Given request -
Write out the full set of records exactly. Any pictures in them do not belong in the copy.

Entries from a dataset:
»»
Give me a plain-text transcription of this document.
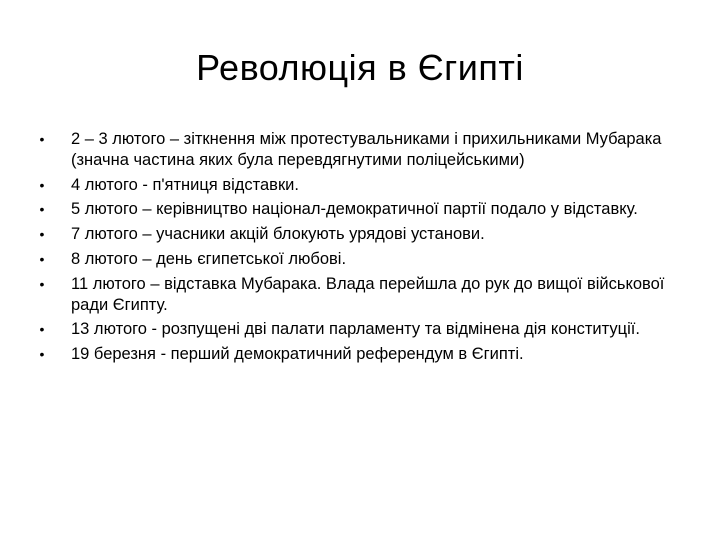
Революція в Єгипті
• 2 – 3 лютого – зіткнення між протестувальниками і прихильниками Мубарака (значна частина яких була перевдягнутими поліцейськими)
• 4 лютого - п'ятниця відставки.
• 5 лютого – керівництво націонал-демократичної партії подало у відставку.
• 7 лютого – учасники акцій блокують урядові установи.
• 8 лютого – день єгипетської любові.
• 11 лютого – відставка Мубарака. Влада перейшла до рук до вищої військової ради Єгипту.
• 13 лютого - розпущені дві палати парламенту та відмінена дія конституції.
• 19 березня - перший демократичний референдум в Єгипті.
««
Exercise response -
Give me a plain-text transcription of this document.
Революція в Єгипті
• 2 – 3 лютого – зіткнення між протестувальниками і прихильниками Мубарака (значна частина яких була перевдягнутими поліцейськими)
• 4 лютого - п'ятниця відставки.
• 5 лютого – керівництво націонал-демократичної партії подало у відставку.
• 7 лютого – учасники акцій блокують урядові установи.
• 8 лютого – день єгипетської любові.
• 11 лютого – відставка Мубарака. Влада перейшла до рук до вищої військової ради Єгипту.
• 13 лютого - розпущені дві палати парламенту та відмінена дія конституції.
• 19 березня - перший демократичний референдум в Єгипті.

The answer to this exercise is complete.